Exercise prompt
Your task is to give the listing below back word for word, pictures excluded.

● ● ●

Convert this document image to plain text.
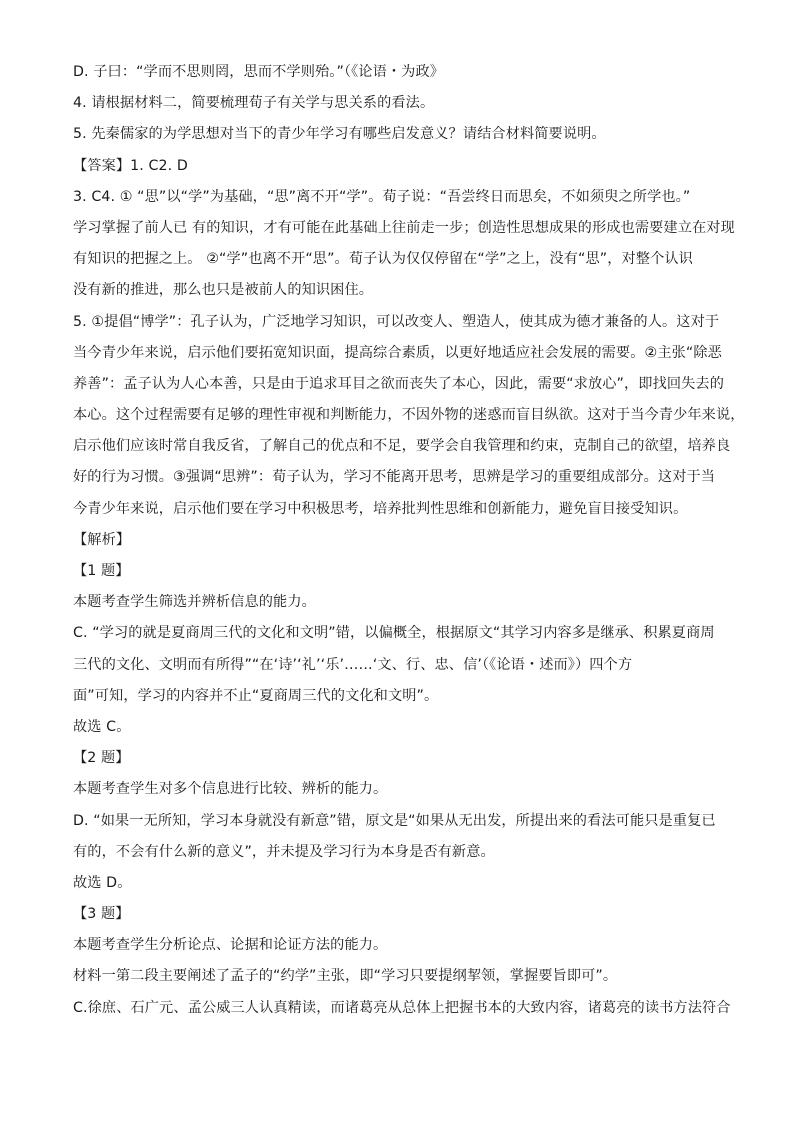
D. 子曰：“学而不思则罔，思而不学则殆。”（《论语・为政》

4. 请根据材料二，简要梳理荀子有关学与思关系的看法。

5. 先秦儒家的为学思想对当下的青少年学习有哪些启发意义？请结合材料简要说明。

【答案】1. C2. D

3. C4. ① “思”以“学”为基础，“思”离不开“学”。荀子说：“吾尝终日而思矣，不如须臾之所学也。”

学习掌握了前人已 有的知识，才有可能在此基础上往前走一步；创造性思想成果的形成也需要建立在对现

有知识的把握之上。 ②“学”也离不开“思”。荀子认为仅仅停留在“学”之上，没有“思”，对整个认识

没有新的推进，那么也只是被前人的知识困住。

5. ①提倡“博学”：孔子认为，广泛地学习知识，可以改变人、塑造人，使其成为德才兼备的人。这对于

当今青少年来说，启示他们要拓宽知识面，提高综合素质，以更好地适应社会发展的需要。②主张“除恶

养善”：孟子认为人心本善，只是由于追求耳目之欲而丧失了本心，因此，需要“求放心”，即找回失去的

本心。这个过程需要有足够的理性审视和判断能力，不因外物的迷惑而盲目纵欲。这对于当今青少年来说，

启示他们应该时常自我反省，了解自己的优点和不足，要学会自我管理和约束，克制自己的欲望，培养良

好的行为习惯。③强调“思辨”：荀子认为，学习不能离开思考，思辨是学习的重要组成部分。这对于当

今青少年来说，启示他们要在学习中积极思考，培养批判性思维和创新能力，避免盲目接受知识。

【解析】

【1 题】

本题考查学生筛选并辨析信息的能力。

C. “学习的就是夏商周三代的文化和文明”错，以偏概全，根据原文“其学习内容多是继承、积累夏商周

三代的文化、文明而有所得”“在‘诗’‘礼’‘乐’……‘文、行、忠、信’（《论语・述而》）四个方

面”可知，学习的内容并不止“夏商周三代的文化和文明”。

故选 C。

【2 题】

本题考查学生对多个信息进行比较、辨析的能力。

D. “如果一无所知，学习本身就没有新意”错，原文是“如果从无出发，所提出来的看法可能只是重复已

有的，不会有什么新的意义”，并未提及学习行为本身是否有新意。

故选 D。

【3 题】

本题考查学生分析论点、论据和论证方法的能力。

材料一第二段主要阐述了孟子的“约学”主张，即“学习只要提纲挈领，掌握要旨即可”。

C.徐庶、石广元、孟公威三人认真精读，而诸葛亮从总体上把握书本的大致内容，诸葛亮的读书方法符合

● ● ●

Finished answer
Convert this document image to plain text.
D. 子曰：“学而不思则罔，思而不学则殆。”（《论语・为政》

4. 请根据材料二，简要梳理荀子有关学与思关系的看法。

5. 先秦儒家的为学思想对当下的青少年学习有哪些启发意义？请结合材料简要说明。

【答案】1. C2. D

3. C4. ① “思”以“学”为基础，“思”离不开“学”。荀子说：“吾尝终日而思矣，不如须臾之所学也。”

学习掌握了前人已 有的知识，才有可能在此基础上往前走一步；创造性思想成果的形成也需要建立在对现

有知识的把握之上。 ②“学”也离不开“思”。荀子认为仅仅停留在“学”之上，没有“思”，对整个认识

没有新的推进，那么也只是被前人的知识困住。

5. ①提倡“博学”：孔子认为，广泛地学习知识，可以改变人、塑造人，使其成为德才兼备的人。这对于

当今青少年来说，启示他们要拓宽知识面，提高综合素质，以更好地适应社会发展的需要。②主张“除恶

养善”：孟子认为人心本善，只是由于追求耳目之欲而丧失了本心，因此，需要“求放心”，即找回失去的

本心。这个过程需要有足够的理性审视和判断能力，不因外物的迷惑而盲目纵欲。这对于当今青少年来说，

启示他们应该时常自我反省，了解自己的优点和不足，要学会自我管理和约束，克制自己的欲望，培养良

好的行为习惯。③强调“思辨”：荀子认为，学习不能离开思考，思辨是学习的重要组成部分。这对于当

今青少年来说，启示他们要在学习中积极思考，培养批判性思维和创新能力，避免盲目接受知识。

【解析】

【1 题】

本题考查学生筛选并辨析信息的能力。

C. “学习的就是夏商周三代的文化和文明”错，以偏概全，根据原文“其学习内容多是继承、积累夏商周

三代的文化、文明而有所得”“在‘诗’‘礼’‘乐’……‘文、行、忠、信’（《论语・述而》）四个方

面”可知，学习的内容并不止“夏商周三代的文化和文明”。

故选 C。

【2 题】

本题考查学生对多个信息进行比较、辨析的能力。

D. “如果一无所知，学习本身就没有新意”错，原文是“如果从无出发，所提出来的看法可能只是重复已

有的，不会有什么新的意义”，并未提及学习行为本身是否有新意。

故选 D。

【3 题】

本题考查学生分析论点、论据和论证方法的能力。

材料一第二段主要阐述了孟子的“约学”主张，即“学习只要提纲挈领，掌握要旨即可”。

C.徐庶、石广元、孟公威三人认真精读，而诸葛亮从总体上把握书本的大致内容，诸葛亮的读书方法符合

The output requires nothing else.